● **Your goal**
Reproduce the records verbatim from their first line through the line containing "label-s: s bbox=[407, 570, 419, 594]", including both of those lines.

● **Record list**
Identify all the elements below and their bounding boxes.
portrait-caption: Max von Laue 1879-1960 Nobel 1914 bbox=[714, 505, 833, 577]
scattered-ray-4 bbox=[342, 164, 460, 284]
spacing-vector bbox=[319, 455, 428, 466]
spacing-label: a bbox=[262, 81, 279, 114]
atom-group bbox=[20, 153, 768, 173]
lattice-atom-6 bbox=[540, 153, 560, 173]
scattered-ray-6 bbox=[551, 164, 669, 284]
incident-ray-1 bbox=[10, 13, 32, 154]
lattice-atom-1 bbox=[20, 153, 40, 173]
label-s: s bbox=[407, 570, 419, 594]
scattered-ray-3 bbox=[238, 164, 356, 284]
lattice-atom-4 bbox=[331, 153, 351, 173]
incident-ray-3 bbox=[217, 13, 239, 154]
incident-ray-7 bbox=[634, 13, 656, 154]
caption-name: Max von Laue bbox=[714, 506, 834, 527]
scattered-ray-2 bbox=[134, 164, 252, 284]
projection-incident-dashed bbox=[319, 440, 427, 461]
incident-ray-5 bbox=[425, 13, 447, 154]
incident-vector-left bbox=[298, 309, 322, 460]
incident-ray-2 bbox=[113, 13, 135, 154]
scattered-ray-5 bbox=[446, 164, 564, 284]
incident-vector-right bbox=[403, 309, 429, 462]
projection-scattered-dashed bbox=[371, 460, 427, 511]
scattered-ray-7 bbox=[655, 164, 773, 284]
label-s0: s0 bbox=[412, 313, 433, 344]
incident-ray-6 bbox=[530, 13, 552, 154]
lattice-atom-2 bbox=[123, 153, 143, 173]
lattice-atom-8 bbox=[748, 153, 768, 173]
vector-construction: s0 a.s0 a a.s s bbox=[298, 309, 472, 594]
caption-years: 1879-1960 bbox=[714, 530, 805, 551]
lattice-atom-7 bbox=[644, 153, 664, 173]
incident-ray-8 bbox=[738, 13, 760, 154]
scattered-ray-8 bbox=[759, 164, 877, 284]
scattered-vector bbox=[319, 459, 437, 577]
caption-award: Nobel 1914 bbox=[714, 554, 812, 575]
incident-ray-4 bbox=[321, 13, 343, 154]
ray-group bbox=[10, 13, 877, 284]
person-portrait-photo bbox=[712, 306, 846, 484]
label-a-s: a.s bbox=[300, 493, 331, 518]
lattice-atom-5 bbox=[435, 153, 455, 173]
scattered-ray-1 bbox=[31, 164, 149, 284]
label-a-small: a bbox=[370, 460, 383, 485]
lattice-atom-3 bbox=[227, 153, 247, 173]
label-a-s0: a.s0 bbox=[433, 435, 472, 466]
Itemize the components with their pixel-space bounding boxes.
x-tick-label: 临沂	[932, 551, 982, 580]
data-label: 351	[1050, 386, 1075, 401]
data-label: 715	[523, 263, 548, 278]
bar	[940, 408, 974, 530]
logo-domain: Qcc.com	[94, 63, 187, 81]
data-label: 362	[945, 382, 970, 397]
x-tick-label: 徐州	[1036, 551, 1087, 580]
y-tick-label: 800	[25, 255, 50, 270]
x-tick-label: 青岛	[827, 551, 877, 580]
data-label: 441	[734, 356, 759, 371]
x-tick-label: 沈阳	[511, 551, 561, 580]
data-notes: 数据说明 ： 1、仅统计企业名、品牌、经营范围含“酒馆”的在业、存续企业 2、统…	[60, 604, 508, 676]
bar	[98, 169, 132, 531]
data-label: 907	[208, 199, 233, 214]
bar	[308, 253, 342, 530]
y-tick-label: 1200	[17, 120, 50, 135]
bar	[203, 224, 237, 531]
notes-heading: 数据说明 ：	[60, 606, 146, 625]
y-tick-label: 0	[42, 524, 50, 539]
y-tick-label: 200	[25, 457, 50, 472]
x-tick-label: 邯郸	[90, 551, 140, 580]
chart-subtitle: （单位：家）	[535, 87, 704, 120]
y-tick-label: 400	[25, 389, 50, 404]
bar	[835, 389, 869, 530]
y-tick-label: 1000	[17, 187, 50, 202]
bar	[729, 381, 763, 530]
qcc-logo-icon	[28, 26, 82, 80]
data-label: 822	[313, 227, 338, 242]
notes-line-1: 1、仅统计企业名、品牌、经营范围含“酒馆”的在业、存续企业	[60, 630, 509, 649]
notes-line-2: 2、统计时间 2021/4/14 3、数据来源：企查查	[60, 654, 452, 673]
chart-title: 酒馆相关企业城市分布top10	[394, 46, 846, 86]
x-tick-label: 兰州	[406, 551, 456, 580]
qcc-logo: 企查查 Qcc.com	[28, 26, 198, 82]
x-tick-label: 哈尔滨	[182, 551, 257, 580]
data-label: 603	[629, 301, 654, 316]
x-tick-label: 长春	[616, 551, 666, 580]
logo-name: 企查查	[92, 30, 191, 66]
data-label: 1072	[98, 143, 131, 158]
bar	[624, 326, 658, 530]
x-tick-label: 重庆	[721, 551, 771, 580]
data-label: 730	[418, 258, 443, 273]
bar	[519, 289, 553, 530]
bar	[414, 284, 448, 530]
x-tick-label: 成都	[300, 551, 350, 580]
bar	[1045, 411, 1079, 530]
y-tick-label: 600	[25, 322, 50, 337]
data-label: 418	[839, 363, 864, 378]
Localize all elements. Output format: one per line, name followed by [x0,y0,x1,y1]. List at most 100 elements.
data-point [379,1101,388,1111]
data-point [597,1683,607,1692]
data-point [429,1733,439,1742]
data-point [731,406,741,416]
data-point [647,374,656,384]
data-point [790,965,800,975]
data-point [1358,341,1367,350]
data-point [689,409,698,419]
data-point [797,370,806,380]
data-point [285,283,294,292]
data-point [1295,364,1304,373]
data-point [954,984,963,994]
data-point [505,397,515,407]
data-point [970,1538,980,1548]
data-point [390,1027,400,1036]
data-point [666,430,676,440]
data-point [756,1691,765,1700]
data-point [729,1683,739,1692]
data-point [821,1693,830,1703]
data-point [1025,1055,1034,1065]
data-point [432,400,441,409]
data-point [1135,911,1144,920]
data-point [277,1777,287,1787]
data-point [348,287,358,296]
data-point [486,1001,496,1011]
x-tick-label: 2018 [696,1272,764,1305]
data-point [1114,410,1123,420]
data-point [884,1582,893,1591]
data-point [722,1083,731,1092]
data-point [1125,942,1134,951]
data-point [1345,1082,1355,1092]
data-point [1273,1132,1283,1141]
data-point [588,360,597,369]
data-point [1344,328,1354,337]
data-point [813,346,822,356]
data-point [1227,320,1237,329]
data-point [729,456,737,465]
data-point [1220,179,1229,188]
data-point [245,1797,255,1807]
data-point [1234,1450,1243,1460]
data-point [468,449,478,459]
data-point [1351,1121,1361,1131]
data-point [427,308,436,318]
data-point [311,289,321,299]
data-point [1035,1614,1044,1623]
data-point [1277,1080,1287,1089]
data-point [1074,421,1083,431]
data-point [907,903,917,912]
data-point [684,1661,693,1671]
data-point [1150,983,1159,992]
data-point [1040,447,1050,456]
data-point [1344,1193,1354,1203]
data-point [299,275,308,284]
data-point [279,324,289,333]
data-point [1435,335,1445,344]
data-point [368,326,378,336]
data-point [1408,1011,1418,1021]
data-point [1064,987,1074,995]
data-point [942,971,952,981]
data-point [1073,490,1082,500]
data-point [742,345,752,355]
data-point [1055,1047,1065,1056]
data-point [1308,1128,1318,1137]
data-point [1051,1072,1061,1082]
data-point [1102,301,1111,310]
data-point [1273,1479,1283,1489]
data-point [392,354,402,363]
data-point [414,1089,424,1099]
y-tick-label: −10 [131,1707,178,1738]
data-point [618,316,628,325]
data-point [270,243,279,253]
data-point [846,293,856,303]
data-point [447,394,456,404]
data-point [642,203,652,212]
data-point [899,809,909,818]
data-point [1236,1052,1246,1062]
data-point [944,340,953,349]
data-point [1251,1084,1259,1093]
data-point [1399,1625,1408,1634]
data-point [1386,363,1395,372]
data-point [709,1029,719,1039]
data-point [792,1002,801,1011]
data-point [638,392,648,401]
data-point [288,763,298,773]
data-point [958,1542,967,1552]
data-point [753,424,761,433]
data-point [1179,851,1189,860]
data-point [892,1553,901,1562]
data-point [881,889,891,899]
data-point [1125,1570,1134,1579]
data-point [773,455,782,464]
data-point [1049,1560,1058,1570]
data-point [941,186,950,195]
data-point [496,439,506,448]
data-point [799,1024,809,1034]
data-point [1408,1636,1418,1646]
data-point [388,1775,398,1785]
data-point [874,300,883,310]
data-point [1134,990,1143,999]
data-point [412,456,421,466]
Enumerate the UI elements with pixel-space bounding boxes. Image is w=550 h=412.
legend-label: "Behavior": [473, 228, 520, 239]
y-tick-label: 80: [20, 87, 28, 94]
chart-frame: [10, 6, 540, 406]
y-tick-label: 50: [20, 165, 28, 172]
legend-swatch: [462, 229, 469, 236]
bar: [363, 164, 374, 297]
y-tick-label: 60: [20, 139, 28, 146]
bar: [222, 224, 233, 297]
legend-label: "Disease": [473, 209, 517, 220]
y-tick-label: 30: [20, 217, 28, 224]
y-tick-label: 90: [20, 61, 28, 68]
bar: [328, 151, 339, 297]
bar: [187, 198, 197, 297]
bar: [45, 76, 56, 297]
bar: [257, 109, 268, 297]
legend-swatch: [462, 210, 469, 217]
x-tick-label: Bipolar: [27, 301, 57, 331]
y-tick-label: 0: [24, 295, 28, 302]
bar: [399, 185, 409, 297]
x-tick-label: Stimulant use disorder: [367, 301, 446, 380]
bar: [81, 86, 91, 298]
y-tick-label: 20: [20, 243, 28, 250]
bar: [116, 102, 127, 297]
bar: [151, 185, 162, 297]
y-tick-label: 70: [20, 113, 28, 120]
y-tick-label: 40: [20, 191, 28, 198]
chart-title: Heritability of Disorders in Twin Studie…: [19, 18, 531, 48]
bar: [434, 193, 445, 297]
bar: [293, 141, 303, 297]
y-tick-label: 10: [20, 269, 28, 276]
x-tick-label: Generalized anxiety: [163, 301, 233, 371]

● **Exercise solution**
Identify all the elements below and their bounding boxes.
portrait-caption: Max von Laue 1879-1960 Nobel 1914 bbox=[714, 505, 833, 577]
scattered-ray-4 bbox=[342, 164, 460, 284]
spacing-vector bbox=[319, 455, 428, 466]
spacing-label: a bbox=[262, 81, 279, 114]
atom-group bbox=[20, 153, 768, 173]
lattice-atom-6 bbox=[540, 153, 560, 173]
scattered-ray-6 bbox=[551, 164, 669, 284]
incident-ray-1 bbox=[10, 13, 32, 154]
lattice-atom-1 bbox=[20, 153, 40, 173]
label-s: s bbox=[407, 570, 419, 594]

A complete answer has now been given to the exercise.